# Direction 1
In the reply about hash batch splitting, roughly what share of the sample data set does a single value represent?
# Direction 2
Can you write the next part of the reply about hash batch splitting, picking up after its last sentence?

# Text
On Mon, Apr 22, 2019 at 10:07:52AM +0200, Gaetano Mendola wrote:
Batch splitting shouldn't be followed by a hash function change?
What would be the value? That can help with hash collisions, but that's
not the issue with the data sets discussed in this thread. The issue
reported originally is about underestimates, and the sample data set has
a large number of duplicate values (a single value representing ~10% of
the data set). Neither of those issues is about hash collisions.
The data set I used to demonstrate how the algorithms work is pretty
perfect, with uniform distribution and no hash collisions.
Furthermore, I don't think we can just change the hash function, for a
couple of technical reasons.

# Supplied information
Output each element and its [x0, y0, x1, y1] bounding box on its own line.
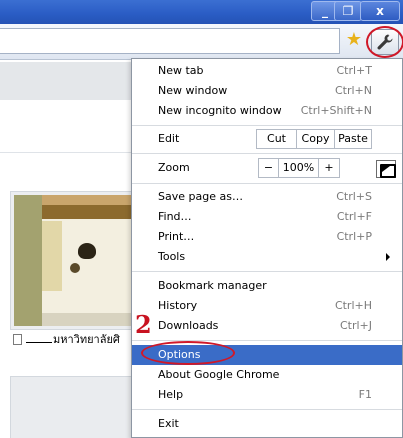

# Exercise result 1
About 10% of the data set.

# Exercise result 2
Firstly, it's not like we totally redistribute the whole dataset from N
old batches to (2*N) new ones. By using the same 32-bit hash value and
cconsidering one extra bit, the tuples either stay in the same batch
(when the new bit is 0) or move to a single new batch (when it's 1). So
each batch is split in 1/2. By changing the hash function this would no
longer be true, and we'd redistribute pretty much the whole data set.
The other issue is even more significant - we don't redistribute the
tuples immediately. We only redistribute the current batch, but leave
the other batches alone and handle them when we actually get to them.
This is possible, because the tuples never move backwards - when
splitting batch K, the tuples either stay in K or move to 2K. Or
something like that, I'm too lazy to recall the exact formula now.
And if I recall correctly, I think we can increment the number of
batches while already performing the join, after some rows were already
processed. That would probably be no longer true if we just switched the
hash function, because it might move rows backwards (to the already
processed region).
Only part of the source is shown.